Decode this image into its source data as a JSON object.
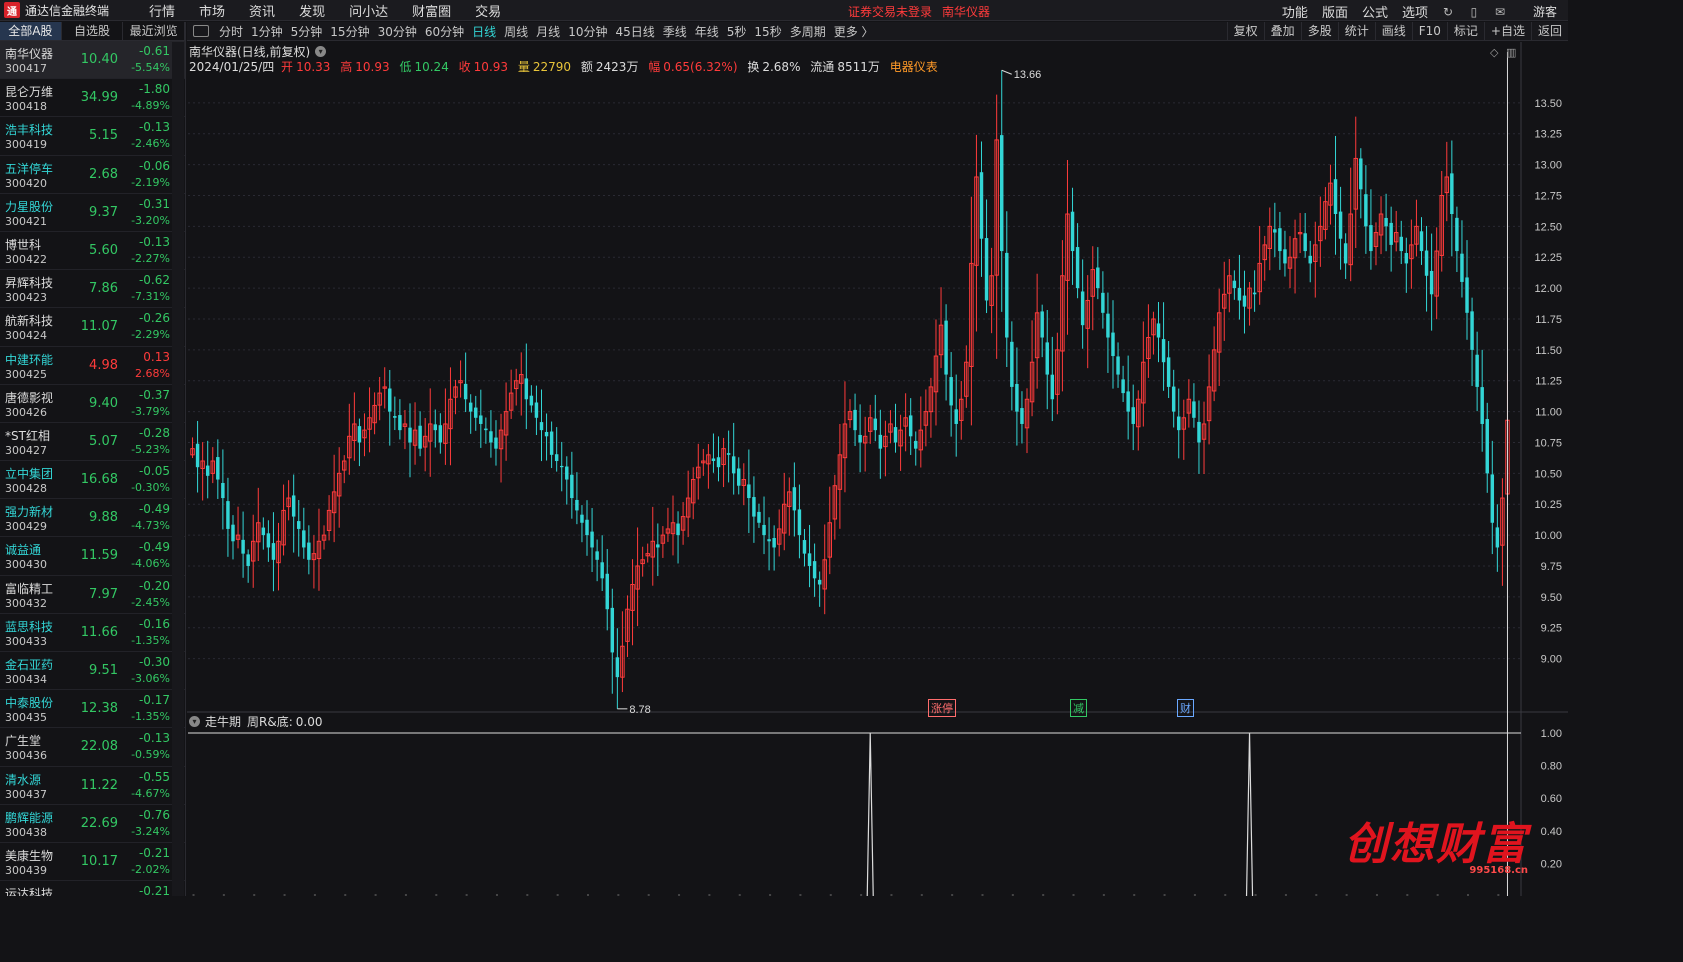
{
  "app": {
    "title": "通达信金融终端",
    "logo_text": "通"
  },
  "menu": [
    "行情",
    "市场",
    "资讯",
    "发现",
    "问小达",
    "财富圈",
    "交易"
  ],
  "login_status": {
    "text": "证券交易未登录",
    "stock": "南华仪器"
  },
  "right_menu": [
    "功能",
    "版面",
    "公式",
    "选项"
  ],
  "right_icons": [
    "↻",
    "▯",
    "✉"
  ],
  "guest_label": "游客",
  "sidebar": {
    "tabs": [
      "全部A股",
      "自选股",
      "最近浏览"
    ],
    "stocks": [
      {
        "name": "南华仪器",
        "code": "300417",
        "price": "10.40",
        "change": "-0.61",
        "pct": "-5.54%",
        "dir": "down",
        "selected": true,
        "cyan": false
      },
      {
        "name": "昆仑万维",
        "code": "300418",
        "price": "34.99",
        "change": "-1.80",
        "pct": "-4.89%",
        "dir": "down",
        "cyan": false
      },
      {
        "name": "浩丰科技",
        "code": "300419",
        "price": "5.15",
        "change": "-0.13",
        "pct": "-2.46%",
        "dir": "down",
        "cyan": true
      },
      {
        "name": "五洋停车",
        "code": "300420",
        "price": "2.68",
        "change": "-0.06",
        "pct": "-2.19%",
        "dir": "down",
        "cyan": true
      },
      {
        "name": "力星股份",
        "code": "300421",
        "price": "9.37",
        "change": "-0.31",
        "pct": "-3.20%",
        "dir": "down",
        "cyan": true
      },
      {
        "name": "博世科",
        "code": "300422",
        "price": "5.60",
        "change": "-0.13",
        "pct": "-2.27%",
        "dir": "down",
        "cyan": false
      },
      {
        "name": "昇辉科技",
        "code": "300423",
        "price": "7.86",
        "change": "-0.62",
        "pct": "-7.31%",
        "dir": "down",
        "cyan": false
      },
      {
        "name": "航新科技",
        "code": "300424",
        "price": "11.07",
        "change": "-0.26",
        "pct": "-2.29%",
        "dir": "down",
        "cyan": false
      },
      {
        "name": "中建环能",
        "code": "300425",
        "price": "4.98",
        "change": "0.13",
        "pct": "2.68%",
        "dir": "up",
        "cyan": true
      },
      {
        "name": "唐德影视",
        "code": "300426",
        "price": "9.40",
        "change": "-0.37",
        "pct": "-3.79%",
        "dir": "down",
        "cyan": false
      },
      {
        "name": "*ST红相",
        "code": "300427",
        "price": "5.07",
        "change": "-0.28",
        "pct": "-5.23%",
        "dir": "down",
        "cyan": false
      },
      {
        "name": "立中集团",
        "code": "300428",
        "price": "16.68",
        "change": "-0.05",
        "pct": "-0.30%",
        "dir": "down",
        "cyan": true
      },
      {
        "name": "强力新材",
        "code": "300429",
        "price": "9.88",
        "change": "-0.49",
        "pct": "-4.73%",
        "dir": "down",
        "cyan": true
      },
      {
        "name": "诚益通",
        "code": "300430",
        "price": "11.59",
        "change": "-0.49",
        "pct": "-4.06%",
        "dir": "down",
        "cyan": true
      },
      {
        "name": "富临精工",
        "code": "300432",
        "price": "7.97",
        "change": "-0.20",
        "pct": "-2.45%",
        "dir": "down",
        "cyan": false
      },
      {
        "name": "蓝思科技",
        "code": "300433",
        "price": "11.66",
        "change": "-0.16",
        "pct": "-1.35%",
        "dir": "down",
        "cyan": true
      },
      {
        "name": "金石亚药",
        "code": "300434",
        "price": "9.51",
        "change": "-0.30",
        "pct": "-3.06%",
        "dir": "down",
        "cyan": true
      },
      {
        "name": "中泰股份",
        "code": "300435",
        "price": "12.38",
        "change": "-0.17",
        "pct": "-1.35%",
        "dir": "down",
        "cyan": true
      },
      {
        "name": "广生堂",
        "code": "300436",
        "price": "22.08",
        "change": "-0.13",
        "pct": "-0.59%",
        "dir": "down",
        "cyan": false
      },
      {
        "name": "清水源",
        "code": "300437",
        "price": "11.22",
        "change": "-0.55",
        "pct": "-4.67%",
        "dir": "down",
        "cyan": true
      },
      {
        "name": "鹏辉能源",
        "code": "300438",
        "price": "22.69",
        "change": "-0.76",
        "pct": "-3.24%",
        "dir": "down",
        "cyan": true
      },
      {
        "name": "美康生物",
        "code": "300439",
        "price": "10.17",
        "change": "-0.21",
        "pct": "-2.02%",
        "dir": "down",
        "cyan": false
      },
      {
        "name": "运达科技",
        "code": "",
        "price": "",
        "change": "-0.21",
        "pct": "",
        "dir": "down",
        "cyan": false
      }
    ]
  },
  "toolbar": {
    "periods": [
      "分时",
      "1分钟",
      "5分钟",
      "15分钟",
      "30分钟",
      "60分钟",
      "日线",
      "周线",
      "月线",
      "10分钟",
      "45日线",
      "季线",
      "年线",
      "5秒",
      "15秒",
      "多周期",
      "更多 〉"
    ],
    "active_period": "日线",
    "right_tools": [
      "复权",
      "叠加",
      "多股",
      "统计",
      "画线",
      "F10",
      "标记",
      "+自选",
      "返回"
    ]
  },
  "chart": {
    "header": "南华仪器(日线,前复权)",
    "ohlc": {
      "date": "2024/01/25/四",
      "open_label": "开",
      "open": "10.33",
      "high_label": "高",
      "high": "10.93",
      "low_label": "低",
      "low": "10.24",
      "close_label": "收",
      "close": "10.93",
      "vol_label": "量",
      "vol": "22790",
      "amount_label": "额",
      "amount": "2423万",
      "amp_label": "幅",
      "amp": "0.65(6.32%)",
      "turnover_label": "换",
      "turnover": "2.68%",
      "float_label": "流通",
      "float": "8511万",
      "sector": "电器仪表"
    },
    "max_label": "13.66",
    "min_label": "8.78",
    "price_ticks": [
      "13.50",
      "13.25",
      "13.00",
      "12.75",
      "12.50",
      "12.25",
      "12.00",
      "11.75",
      "11.50",
      "11.25",
      "11.00",
      "10.75",
      "10.50",
      "10.25",
      "10.00",
      "9.75",
      "9.50",
      "9.25",
      "9.00"
    ],
    "events": [
      {
        "text": "涨停",
        "color": "#ff6d6d"
      },
      {
        "text": "减",
        "color": "#33c864"
      },
      {
        "text": "财",
        "color": "#6aa8ff"
      }
    ],
    "indicator": {
      "name": "走牛期",
      "param_label": "周R&底:",
      "param_value": "0.00",
      "ticks": [
        "1.00",
        "0.80",
        "0.60",
        "0.40",
        "0.20"
      ]
    },
    "colors": {
      "up": "#ff3b3b",
      "down": "#33d6d6",
      "grid": "#2a2a33",
      "bg": "#131316"
    }
  },
  "chart_data": {
    "type": "candlestick",
    "ylim": [
      8.6,
      13.75
    ],
    "closes": [
      10.7,
      10.55,
      10.6,
      10.48,
      10.6,
      10.45,
      10.3,
      10.05,
      9.95,
      10.0,
      9.85,
      9.75,
      9.95,
      10.1,
      10.0,
      9.9,
      9.8,
      9.95,
      10.2,
      10.3,
      10.15,
      10.05,
      9.9,
      9.8,
      9.85,
      9.95,
      10.0,
      10.2,
      10.35,
      10.5,
      10.6,
      10.8,
      10.9,
      10.75,
      10.85,
      10.95,
      11.05,
      11.15,
      11.2,
      11.0,
      10.95,
      10.85,
      10.9,
      10.75,
      10.85,
      10.7,
      10.8,
      10.9,
      10.85,
      10.75,
      10.9,
      11.1,
      11.2,
      11.25,
      11.1,
      11.0,
      10.95,
      10.9,
      10.85,
      10.75,
      10.7,
      10.85,
      11.0,
      11.15,
      11.25,
      11.3,
      11.1,
      11.05,
      10.95,
      10.85,
      10.8,
      10.65,
      10.6,
      10.55,
      10.45,
      10.3,
      10.2,
      10.1,
      10.0,
      9.9,
      9.8,
      9.65,
      9.4,
      9.05,
      8.85,
      9.1,
      9.4,
      9.6,
      9.75,
      9.8,
      9.85,
      9.95,
      9.9,
      10.0,
      10.05,
      10.1,
      10.0,
      10.15,
      10.3,
      10.45,
      10.55,
      10.6,
      10.65,
      10.6,
      10.55,
      10.7,
      10.65,
      10.5,
      10.4,
      10.45,
      10.3,
      10.15,
      10.1,
      10.0,
      9.95,
      9.9,
      10.05,
      10.25,
      10.35,
      10.2,
      10.0,
      9.85,
      9.75,
      9.65,
      9.6,
      9.8,
      10.1,
      10.4,
      10.65,
      10.9,
      11.0,
      10.85,
      10.75,
      10.8,
      10.95,
      10.85,
      10.7,
      10.8,
      10.9,
      10.75,
      10.85,
      10.95,
      10.8,
      10.7,
      10.85,
      11.0,
      11.2,
      11.45,
      11.7,
      11.3,
      11.05,
      10.9,
      11.1,
      11.4,
      12.2,
      12.9,
      12.4,
      11.9,
      12.1,
      13.2,
      12.3,
      11.6,
      11.2,
      11.0,
      10.9,
      11.1,
      11.4,
      11.8,
      11.6,
      11.3,
      11.1,
      11.5,
      12.1,
      12.6,
      12.3,
      12.0,
      11.7,
      11.9,
      12.15,
      12.0,
      11.8,
      11.6,
      11.45,
      11.3,
      11.15,
      11.0,
      10.9,
      11.1,
      11.4,
      11.6,
      11.75,
      11.6,
      11.4,
      11.2,
      11.0,
      10.85,
      10.95,
      11.1,
      10.95,
      10.75,
      10.9,
      11.2,
      11.5,
      11.8,
      11.95,
      12.1,
      12.0,
      11.9,
      11.85,
      12.0,
      11.95,
      12.2,
      12.35,
      12.5,
      12.45,
      12.3,
      12.2,
      12.25,
      12.4,
      12.45,
      12.3,
      12.2,
      12.35,
      12.5,
      12.7,
      12.85,
      12.6,
      12.4,
      12.2,
      12.6,
      13.05,
      12.8,
      12.5,
      12.3,
      12.45,
      12.6,
      12.5,
      12.35,
      12.45,
      12.3,
      12.2,
      12.35,
      12.5,
      12.3,
      12.1,
      11.95,
      12.3,
      12.75,
      12.9,
      12.6,
      12.3,
      12.05,
      11.8,
      11.5,
      11.2,
      10.9,
      10.5,
      10.1,
      9.9,
      10.3,
      10.93
    ],
    "indicator_peaks": [
      {
        "index": 134,
        "value": 1.0
      },
      {
        "index": 209,
        "value": 1.0
      }
    ]
  }
}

# [What this task involves]
Which lines of the data above contain "南华仪器"? Copy each one.

# [Solution to the exercise]
    "stock": "南华仪器"
        "name": "南华仪器",
    "header": "南华仪器(日线,前复权)",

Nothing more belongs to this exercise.